◆ Exercise inputs

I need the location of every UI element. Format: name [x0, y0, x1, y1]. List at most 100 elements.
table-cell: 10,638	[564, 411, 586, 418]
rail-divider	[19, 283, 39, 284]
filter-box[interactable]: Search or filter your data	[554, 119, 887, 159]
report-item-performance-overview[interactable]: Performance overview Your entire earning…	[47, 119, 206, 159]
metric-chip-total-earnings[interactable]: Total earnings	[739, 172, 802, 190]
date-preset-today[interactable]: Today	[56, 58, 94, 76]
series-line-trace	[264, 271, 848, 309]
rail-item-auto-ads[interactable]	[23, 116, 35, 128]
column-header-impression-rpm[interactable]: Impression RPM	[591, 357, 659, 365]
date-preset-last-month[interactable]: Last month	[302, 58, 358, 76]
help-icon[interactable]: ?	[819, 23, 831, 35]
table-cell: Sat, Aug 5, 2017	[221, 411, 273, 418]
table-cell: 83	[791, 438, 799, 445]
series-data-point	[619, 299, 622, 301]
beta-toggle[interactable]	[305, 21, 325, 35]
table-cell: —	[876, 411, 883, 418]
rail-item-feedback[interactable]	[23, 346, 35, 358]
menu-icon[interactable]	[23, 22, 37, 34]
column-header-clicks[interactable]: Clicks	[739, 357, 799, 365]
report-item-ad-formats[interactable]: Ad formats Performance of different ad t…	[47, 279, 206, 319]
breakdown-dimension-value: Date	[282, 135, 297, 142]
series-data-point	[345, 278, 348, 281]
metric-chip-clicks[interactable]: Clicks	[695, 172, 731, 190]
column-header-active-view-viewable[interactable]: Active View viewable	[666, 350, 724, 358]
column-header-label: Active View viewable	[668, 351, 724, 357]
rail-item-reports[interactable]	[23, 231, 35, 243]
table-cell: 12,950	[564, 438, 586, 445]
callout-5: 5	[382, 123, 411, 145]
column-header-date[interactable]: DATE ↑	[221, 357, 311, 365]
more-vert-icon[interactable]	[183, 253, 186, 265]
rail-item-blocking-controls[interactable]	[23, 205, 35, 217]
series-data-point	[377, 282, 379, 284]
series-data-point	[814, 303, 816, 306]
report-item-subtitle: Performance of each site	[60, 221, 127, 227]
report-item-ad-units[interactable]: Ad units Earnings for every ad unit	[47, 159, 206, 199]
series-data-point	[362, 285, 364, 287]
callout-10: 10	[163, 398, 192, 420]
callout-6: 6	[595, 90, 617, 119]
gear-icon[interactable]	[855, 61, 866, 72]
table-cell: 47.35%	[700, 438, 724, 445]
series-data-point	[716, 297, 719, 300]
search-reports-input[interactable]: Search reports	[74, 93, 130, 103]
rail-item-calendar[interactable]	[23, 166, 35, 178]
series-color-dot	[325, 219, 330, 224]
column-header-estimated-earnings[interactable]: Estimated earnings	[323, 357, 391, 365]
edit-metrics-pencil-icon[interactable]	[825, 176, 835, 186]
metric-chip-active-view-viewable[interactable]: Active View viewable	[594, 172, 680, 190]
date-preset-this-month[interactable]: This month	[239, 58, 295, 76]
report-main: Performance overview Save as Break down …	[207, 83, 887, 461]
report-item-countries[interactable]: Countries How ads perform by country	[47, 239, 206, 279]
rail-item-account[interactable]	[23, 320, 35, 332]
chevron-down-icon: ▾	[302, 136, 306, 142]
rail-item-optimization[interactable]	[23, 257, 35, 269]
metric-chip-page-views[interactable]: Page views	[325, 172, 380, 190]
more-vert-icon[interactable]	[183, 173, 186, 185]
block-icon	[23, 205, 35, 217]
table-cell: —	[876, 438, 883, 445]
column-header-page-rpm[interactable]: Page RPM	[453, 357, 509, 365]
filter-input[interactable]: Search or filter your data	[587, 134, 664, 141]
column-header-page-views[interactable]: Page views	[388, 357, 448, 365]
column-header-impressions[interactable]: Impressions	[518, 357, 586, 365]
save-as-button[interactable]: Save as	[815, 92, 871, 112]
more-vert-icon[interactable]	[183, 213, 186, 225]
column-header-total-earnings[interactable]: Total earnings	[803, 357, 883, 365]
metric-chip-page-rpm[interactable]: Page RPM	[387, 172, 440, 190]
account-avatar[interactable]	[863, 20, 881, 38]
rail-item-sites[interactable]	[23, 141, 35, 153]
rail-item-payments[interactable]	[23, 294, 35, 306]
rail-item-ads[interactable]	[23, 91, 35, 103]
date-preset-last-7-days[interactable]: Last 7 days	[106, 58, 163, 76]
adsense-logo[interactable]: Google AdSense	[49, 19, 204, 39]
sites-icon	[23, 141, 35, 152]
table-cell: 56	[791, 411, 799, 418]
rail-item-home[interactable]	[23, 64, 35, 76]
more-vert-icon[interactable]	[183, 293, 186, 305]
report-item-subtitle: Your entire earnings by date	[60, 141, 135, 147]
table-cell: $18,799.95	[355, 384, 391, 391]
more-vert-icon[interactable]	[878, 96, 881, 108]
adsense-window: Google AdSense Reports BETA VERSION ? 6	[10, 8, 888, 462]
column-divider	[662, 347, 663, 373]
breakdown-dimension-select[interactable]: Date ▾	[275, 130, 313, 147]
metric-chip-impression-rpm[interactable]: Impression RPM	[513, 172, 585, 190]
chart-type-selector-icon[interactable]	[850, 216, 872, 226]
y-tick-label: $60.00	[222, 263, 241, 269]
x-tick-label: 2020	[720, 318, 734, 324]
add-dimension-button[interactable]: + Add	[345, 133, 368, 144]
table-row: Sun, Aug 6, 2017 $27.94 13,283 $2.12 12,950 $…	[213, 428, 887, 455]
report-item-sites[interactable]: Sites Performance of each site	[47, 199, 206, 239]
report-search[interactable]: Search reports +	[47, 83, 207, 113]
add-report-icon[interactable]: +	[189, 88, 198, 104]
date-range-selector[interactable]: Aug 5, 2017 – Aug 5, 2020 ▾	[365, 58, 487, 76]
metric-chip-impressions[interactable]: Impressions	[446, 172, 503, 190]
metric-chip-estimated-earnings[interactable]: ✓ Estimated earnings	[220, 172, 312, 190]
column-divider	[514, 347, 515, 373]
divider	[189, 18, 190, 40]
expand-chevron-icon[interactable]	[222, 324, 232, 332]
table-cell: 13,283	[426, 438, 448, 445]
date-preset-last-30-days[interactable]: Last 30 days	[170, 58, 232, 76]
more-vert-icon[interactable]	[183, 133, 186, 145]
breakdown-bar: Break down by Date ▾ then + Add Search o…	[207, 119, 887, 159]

◆ Direction
Copy out the records above line for line, changing nothing.

◆ Result of the exercise
I need the location of every UI element. Format: name [x0, y0, x1, y1]. List at most 100 elements.
table-cell: 10,638	[564, 411, 586, 418]
rail-divider	[19, 283, 39, 284]
filter-box[interactable]: Search or filter your data	[554, 119, 887, 159]
report-item-performance-overview[interactable]: Performance overview Your entire earning…	[47, 119, 206, 159]
metric-chip-total-earnings[interactable]: Total earnings	[739, 172, 802, 190]
date-preset-today[interactable]: Today	[56, 58, 94, 76]
series-line-trace	[264, 271, 848, 309]
rail-item-auto-ads[interactable]	[23, 116, 35, 128]
column-header-impression-rpm[interactable]: Impression RPM	[591, 357, 659, 365]
date-preset-last-month[interactable]: Last month	[302, 58, 358, 76]
help-icon[interactable]: ?	[819, 23, 831, 35]
table-cell: Sat, Aug 5, 2017	[221, 411, 273, 418]
table-cell: 83	[791, 438, 799, 445]
series-data-point	[619, 299, 622, 301]
beta-toggle[interactable]	[305, 21, 325, 35]
table-cell: —	[876, 411, 883, 418]
rail-item-feedback[interactable]	[23, 346, 35, 358]
menu-icon[interactable]	[23, 22, 37, 34]
column-header-clicks[interactable]: Clicks	[739, 357, 799, 365]
report-item-ad-formats[interactable]: Ad formats Performance of different ad t…	[47, 279, 206, 319]
breakdown-dimension-value: Date	[282, 135, 297, 142]
series-data-point	[345, 278, 348, 281]
metric-chip-clicks[interactable]: Clicks	[695, 172, 731, 190]
column-header-active-view-viewable[interactable]: Active View viewable	[666, 350, 724, 358]
column-header-label: Active View viewable	[668, 351, 724, 357]
rail-item-reports[interactable]	[23, 231, 35, 243]
table-cell: 12,950	[564, 438, 586, 445]
callout-5: 5	[382, 123, 411, 145]
column-header-date[interactable]: DATE ↑	[221, 357, 311, 365]
more-vert-icon[interactable]	[183, 253, 186, 265]
rail-item-blocking-controls[interactable]	[23, 205, 35, 217]
series-data-point	[377, 282, 379, 284]
series-data-point	[814, 303, 816, 306]
report-item-subtitle: Performance of each site	[60, 221, 127, 227]
report-item-ad-units[interactable]: Ad units Earnings for every ad unit	[47, 159, 206, 199]
series-data-point	[362, 285, 364, 287]
callout-10: 10	[163, 398, 192, 420]
callout-6: 6	[595, 90, 617, 119]
gear-icon[interactable]	[855, 61, 866, 72]
table-cell: 47.35%	[700, 438, 724, 445]
series-data-point	[716, 297, 719, 300]
search-reports-input[interactable]: Search reports	[74, 93, 130, 103]
rail-item-calendar[interactable]	[23, 166, 35, 178]
series-color-dot	[325, 219, 330, 224]
column-header-estimated-earnings[interactable]: Estimated earnings	[323, 357, 391, 365]
edit-metrics-pencil-icon[interactable]	[825, 176, 835, 186]
metric-chip-active-view-viewable[interactable]: Active View viewable	[594, 172, 680, 190]
date-preset-this-month[interactable]: This month	[239, 58, 295, 76]
report-main: Performance overview Save as Break down …	[207, 83, 887, 461]
report-item-countries[interactable]: Countries How ads perform by country	[47, 239, 206, 279]
rail-item-account[interactable]	[23, 320, 35, 332]
chevron-down-icon: ▾	[302, 136, 306, 142]
rail-item-optimization[interactable]	[23, 257, 35, 269]
metric-chip-page-views[interactable]: Page views	[325, 172, 380, 190]
more-vert-icon[interactable]	[183, 173, 186, 185]
block-icon	[23, 205, 35, 217]
table-cell: —	[876, 438, 883, 445]
column-header-page-rpm[interactable]: Page RPM	[453, 357, 509, 365]
filter-input[interactable]: Search or filter your data	[587, 134, 664, 141]
column-header-page-views[interactable]: Page views	[388, 357, 448, 365]
column-header-impressions[interactable]: Impressions	[518, 357, 586, 365]
save-as-button[interactable]: Save as	[815, 92, 871, 112]
more-vert-icon[interactable]	[183, 213, 186, 225]
column-header-total-earnings[interactable]: Total earnings	[803, 357, 883, 365]
metric-chip-page-rpm[interactable]: Page RPM	[387, 172, 440, 190]
account-avatar[interactable]	[863, 20, 881, 38]
rail-item-sites[interactable]	[23, 141, 35, 153]
rail-item-payments[interactable]	[23, 294, 35, 306]
rail-item-ads[interactable]	[23, 91, 35, 103]
date-preset-last-7-days[interactable]: Last 7 days	[106, 58, 163, 76]
adsense-logo[interactable]: Google AdSense	[49, 19, 204, 39]
sites-icon	[23, 141, 35, 152]
table-cell: 56	[791, 411, 799, 418]
rail-item-home[interactable]	[23, 64, 35, 76]
more-vert-icon[interactable]	[183, 293, 186, 305]
report-item-subtitle: Your entire earnings by date	[60, 141, 135, 147]
table-cell: $18,799.95	[355, 384, 391, 391]
more-vert-icon[interactable]	[878, 96, 881, 108]
adsense-window: Google AdSense Reports BETA VERSION ? 6	[10, 8, 888, 462]
column-divider	[662, 347, 663, 373]
breakdown-dimension-select[interactable]: Date ▾	[275, 130, 313, 147]
metric-chip-impression-rpm[interactable]: Impression RPM	[513, 172, 585, 190]
chart-type-selector-icon[interactable]	[850, 216, 872, 226]
y-tick-label: $60.00	[222, 263, 241, 269]
x-tick-label: 2020	[720, 318, 734, 324]
add-dimension-button[interactable]: + Add	[345, 133, 368, 144]
table-row: Sun, Aug 6, 2017 $27.94 13,283 $2.12 12,950 $…	[213, 428, 887, 455]
report-item-sites[interactable]: Sites Performance of each site	[47, 199, 206, 239]
report-search[interactable]: Search reports +	[47, 83, 207, 113]
add-report-icon[interactable]: +	[189, 88, 198, 104]
date-range-selector[interactable]: Aug 5, 2017 – Aug 5, 2020 ▾	[365, 58, 487, 76]
metric-chip-impressions[interactable]: Impressions	[446, 172, 503, 190]
metric-chip-estimated-earnings[interactable]: ✓ Estimated earnings	[220, 172, 312, 190]
column-divider	[514, 347, 515, 373]
divider	[189, 18, 190, 40]
expand-chevron-icon[interactable]	[222, 324, 232, 332]
table-cell: 13,283	[426, 438, 448, 445]
date-preset-last-30-days[interactable]: Last 30 days	[170, 58, 232, 76]
more-vert-icon[interactable]	[183, 133, 186, 145]
breakdown-bar: Break down by Date ▾ then + Add Search o…	[207, 119, 887, 159]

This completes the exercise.